**Your goal**
Return every line of the data below that includes the string "selected".

########################################

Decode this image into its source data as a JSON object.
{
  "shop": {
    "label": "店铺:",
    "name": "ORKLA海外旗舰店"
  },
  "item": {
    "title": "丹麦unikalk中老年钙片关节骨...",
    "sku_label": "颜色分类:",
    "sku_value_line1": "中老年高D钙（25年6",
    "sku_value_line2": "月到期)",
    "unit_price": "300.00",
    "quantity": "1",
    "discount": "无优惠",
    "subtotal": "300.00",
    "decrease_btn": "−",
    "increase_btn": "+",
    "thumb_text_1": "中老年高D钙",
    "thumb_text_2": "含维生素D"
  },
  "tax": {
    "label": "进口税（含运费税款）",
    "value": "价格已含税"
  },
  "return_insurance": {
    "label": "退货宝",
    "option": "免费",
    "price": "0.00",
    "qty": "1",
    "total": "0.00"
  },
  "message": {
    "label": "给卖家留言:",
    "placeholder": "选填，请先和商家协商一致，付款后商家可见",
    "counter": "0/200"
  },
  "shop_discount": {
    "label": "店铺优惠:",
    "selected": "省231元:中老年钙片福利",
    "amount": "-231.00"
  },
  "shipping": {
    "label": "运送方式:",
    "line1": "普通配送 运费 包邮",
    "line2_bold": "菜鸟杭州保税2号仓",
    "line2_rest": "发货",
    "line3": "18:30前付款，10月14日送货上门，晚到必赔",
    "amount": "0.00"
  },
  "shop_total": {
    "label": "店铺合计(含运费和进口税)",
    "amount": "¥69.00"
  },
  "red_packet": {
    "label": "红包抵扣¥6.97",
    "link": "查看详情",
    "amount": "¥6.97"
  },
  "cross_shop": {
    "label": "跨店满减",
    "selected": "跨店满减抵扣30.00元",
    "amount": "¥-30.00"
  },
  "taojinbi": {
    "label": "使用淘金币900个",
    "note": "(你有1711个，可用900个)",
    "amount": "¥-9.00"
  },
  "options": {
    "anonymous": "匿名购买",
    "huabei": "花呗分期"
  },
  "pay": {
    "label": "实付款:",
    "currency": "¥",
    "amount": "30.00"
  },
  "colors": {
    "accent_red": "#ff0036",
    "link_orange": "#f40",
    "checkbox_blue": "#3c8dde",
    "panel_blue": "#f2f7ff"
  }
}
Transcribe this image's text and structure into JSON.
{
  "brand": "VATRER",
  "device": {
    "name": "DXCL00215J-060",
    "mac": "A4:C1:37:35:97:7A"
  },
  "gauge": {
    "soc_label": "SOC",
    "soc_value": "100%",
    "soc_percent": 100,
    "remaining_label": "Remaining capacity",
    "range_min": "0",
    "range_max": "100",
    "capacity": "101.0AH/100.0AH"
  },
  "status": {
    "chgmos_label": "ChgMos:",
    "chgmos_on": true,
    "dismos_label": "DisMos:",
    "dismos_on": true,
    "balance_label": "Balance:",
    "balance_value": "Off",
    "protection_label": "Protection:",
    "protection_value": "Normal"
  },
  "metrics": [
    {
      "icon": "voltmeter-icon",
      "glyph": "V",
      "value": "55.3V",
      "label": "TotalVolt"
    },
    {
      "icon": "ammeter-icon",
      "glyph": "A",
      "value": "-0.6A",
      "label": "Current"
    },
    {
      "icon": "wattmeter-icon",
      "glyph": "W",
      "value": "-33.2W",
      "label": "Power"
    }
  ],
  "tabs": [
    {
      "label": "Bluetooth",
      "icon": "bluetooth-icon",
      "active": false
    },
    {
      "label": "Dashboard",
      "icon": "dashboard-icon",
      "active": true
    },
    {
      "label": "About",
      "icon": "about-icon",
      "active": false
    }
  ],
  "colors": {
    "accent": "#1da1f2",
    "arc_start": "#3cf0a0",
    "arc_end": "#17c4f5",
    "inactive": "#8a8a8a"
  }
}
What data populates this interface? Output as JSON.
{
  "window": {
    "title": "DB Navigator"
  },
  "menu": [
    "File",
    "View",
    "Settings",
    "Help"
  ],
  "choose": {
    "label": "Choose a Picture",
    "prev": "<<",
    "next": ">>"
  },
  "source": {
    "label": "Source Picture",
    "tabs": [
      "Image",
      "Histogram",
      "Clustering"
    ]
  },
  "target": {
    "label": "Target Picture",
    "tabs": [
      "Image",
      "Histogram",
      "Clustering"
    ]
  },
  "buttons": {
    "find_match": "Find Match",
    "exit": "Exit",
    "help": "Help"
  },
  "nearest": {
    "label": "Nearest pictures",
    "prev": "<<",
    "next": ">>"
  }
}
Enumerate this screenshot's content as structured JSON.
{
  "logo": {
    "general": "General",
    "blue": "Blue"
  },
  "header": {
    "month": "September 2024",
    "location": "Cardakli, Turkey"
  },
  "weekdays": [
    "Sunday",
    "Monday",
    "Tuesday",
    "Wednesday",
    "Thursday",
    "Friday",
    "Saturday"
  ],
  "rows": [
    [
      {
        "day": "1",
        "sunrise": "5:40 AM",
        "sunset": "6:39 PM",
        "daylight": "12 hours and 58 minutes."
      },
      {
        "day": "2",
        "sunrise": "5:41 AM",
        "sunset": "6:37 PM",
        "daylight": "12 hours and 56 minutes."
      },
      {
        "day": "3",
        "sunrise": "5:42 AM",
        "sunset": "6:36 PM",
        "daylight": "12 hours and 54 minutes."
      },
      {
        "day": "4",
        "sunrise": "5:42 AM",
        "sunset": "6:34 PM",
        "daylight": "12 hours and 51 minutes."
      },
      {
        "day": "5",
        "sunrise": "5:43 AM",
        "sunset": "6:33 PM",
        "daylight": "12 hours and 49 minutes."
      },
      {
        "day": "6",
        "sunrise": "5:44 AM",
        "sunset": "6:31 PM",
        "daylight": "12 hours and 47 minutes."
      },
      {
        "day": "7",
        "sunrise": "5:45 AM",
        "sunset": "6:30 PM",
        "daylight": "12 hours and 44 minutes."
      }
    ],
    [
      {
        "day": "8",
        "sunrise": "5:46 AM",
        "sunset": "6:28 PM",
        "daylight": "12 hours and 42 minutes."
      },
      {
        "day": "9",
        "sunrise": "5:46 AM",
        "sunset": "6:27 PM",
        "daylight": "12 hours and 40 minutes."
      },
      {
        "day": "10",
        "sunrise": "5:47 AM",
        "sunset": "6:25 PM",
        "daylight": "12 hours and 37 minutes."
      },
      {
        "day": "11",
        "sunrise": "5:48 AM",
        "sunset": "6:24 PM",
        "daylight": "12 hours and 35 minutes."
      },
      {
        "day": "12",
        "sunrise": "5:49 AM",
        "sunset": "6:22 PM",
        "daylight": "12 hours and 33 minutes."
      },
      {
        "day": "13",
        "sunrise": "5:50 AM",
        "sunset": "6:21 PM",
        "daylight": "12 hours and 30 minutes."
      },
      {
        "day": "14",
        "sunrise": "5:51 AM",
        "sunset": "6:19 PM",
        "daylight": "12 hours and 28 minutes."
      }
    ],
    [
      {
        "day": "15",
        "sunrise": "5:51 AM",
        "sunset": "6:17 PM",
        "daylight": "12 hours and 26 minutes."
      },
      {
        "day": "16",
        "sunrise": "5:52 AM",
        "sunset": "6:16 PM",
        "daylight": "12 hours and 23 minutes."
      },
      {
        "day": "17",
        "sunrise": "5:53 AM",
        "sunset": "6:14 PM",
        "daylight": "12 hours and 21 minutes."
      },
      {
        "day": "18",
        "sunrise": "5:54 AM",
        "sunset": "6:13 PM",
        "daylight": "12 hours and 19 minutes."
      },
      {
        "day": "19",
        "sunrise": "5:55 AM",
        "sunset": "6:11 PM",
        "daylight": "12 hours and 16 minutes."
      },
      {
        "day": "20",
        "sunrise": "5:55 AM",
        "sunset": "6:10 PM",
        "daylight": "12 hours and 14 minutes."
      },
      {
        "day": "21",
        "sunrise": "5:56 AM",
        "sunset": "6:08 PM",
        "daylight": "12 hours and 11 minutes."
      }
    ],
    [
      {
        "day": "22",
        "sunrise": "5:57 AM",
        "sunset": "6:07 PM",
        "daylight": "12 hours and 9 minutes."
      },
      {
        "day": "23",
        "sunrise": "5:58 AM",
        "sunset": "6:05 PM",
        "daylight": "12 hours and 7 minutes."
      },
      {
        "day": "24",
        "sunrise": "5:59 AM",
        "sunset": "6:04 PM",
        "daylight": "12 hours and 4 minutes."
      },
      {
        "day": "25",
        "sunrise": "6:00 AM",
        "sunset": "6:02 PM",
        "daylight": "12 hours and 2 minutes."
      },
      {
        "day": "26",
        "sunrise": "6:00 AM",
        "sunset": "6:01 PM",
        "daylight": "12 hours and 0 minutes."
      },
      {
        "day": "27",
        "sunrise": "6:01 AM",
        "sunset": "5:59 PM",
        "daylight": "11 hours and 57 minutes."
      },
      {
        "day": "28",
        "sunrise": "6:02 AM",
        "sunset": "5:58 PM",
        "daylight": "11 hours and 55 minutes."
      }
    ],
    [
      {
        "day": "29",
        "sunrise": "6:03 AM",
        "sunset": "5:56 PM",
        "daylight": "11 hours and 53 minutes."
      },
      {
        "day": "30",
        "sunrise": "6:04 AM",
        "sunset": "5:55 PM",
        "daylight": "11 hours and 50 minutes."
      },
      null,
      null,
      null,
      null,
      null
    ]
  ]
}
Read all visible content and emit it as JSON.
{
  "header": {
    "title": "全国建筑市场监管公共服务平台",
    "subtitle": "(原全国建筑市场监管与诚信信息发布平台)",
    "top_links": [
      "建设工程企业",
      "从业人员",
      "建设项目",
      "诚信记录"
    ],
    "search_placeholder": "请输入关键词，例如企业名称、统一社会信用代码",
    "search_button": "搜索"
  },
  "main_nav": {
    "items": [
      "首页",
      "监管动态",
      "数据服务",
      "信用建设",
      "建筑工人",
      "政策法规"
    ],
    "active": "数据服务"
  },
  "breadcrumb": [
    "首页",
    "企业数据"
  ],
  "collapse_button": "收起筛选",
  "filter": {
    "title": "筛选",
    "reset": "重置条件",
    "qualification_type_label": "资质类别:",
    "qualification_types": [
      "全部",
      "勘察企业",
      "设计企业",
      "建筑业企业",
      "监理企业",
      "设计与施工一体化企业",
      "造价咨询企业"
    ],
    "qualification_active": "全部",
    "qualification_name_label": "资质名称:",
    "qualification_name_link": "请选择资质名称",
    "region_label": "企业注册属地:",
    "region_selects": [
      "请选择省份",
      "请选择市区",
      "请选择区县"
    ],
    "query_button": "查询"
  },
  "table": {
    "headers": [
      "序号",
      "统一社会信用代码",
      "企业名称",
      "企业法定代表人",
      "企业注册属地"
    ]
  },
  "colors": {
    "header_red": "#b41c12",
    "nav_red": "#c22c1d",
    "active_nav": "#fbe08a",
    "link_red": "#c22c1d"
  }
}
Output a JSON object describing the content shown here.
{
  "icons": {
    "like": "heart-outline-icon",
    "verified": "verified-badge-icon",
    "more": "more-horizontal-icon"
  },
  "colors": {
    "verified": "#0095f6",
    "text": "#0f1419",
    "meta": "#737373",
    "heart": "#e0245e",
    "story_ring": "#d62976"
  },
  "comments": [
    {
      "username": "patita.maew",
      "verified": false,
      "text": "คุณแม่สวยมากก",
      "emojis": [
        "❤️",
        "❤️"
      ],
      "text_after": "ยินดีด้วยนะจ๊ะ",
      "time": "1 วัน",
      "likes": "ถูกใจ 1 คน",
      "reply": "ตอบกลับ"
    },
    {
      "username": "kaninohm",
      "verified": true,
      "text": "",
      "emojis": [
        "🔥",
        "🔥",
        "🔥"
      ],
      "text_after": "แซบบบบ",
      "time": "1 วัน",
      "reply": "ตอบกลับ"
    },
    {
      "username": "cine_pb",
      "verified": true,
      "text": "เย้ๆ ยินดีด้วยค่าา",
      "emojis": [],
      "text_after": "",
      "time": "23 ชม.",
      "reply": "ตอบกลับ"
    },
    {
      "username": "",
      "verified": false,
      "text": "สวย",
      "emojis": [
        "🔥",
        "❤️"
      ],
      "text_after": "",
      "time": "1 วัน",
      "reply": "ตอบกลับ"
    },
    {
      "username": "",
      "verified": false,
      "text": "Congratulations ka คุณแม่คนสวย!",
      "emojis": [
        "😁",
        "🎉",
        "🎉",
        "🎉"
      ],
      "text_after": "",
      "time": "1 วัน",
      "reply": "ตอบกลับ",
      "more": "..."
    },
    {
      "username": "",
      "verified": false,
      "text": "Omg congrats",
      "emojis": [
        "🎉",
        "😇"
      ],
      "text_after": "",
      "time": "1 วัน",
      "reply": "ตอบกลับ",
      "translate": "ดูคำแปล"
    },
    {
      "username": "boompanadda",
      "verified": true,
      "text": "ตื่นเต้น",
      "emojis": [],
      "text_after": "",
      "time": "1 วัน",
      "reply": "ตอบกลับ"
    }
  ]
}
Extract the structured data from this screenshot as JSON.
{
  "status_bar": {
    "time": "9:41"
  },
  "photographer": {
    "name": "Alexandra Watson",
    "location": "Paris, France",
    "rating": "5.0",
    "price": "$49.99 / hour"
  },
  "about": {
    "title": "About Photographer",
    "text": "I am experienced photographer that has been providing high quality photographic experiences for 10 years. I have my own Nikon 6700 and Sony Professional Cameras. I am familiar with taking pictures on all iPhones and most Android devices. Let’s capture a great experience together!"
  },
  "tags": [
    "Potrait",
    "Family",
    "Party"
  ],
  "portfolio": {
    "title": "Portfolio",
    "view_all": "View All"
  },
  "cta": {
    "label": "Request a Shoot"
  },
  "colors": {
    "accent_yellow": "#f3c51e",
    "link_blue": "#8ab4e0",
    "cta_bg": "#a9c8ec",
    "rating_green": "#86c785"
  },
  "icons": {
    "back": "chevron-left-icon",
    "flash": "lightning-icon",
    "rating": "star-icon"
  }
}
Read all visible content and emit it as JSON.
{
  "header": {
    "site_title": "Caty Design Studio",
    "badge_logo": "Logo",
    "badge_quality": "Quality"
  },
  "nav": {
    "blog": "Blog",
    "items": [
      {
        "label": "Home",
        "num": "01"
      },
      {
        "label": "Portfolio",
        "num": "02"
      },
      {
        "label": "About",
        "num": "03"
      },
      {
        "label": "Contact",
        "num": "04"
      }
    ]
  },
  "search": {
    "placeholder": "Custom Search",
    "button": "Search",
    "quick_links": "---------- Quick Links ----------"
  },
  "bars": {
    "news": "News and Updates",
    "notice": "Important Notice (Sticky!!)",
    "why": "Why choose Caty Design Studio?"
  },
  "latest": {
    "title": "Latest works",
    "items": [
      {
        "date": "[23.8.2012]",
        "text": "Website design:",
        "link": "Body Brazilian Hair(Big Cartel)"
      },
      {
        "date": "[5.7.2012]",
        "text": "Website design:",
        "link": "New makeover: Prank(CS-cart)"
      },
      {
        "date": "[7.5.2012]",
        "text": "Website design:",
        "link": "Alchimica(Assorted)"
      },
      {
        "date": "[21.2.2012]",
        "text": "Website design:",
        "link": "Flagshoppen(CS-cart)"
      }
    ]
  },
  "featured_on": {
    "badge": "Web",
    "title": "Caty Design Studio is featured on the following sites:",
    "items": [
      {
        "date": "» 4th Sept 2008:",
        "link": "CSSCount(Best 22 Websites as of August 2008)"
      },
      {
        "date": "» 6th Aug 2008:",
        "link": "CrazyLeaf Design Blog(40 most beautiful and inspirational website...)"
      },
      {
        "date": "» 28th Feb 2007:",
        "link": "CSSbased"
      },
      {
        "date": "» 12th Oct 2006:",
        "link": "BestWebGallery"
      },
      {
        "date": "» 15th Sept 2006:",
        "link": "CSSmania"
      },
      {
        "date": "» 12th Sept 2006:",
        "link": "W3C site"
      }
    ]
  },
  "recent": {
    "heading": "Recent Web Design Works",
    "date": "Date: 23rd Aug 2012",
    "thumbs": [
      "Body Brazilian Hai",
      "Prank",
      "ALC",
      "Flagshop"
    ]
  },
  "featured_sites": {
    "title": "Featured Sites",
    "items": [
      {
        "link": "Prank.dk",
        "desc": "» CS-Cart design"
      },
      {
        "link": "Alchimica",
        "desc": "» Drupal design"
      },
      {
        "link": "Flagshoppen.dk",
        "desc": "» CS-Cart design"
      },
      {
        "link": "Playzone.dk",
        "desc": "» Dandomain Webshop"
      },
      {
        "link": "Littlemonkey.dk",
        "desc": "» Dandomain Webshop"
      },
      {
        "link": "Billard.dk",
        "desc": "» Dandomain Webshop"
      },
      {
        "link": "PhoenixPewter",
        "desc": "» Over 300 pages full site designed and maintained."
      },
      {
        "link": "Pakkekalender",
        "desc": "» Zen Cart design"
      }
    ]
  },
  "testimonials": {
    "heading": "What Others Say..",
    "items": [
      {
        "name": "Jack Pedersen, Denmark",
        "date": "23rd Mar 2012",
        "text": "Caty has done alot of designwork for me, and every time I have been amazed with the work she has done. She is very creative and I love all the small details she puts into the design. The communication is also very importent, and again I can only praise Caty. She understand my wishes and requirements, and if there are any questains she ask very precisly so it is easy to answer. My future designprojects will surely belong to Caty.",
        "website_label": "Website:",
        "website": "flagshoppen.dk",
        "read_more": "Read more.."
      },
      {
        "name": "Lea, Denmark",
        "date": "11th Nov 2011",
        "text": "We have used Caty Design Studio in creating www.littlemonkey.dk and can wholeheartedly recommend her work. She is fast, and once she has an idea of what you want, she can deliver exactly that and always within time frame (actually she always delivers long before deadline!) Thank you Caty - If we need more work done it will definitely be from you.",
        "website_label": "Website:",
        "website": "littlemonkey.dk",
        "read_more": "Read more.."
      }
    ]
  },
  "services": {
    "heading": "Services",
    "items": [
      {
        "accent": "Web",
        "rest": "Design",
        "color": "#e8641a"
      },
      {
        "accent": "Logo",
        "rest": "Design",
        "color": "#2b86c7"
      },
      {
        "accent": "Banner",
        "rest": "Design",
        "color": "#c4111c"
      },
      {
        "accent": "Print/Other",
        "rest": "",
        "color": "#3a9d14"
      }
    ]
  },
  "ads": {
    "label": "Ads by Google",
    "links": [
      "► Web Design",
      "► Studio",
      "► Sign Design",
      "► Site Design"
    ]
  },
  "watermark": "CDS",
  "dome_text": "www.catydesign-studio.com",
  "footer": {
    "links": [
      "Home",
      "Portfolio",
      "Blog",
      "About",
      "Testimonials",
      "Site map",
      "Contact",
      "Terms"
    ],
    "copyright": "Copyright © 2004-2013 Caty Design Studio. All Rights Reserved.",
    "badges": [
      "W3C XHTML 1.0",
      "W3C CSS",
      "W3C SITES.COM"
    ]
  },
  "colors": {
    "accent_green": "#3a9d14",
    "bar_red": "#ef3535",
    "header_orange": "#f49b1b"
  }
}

########################################

**Solution to the exercise**
    "selected": "省231元:中老年钙片福利",
    "selected": "跨店满减抵扣30.00元",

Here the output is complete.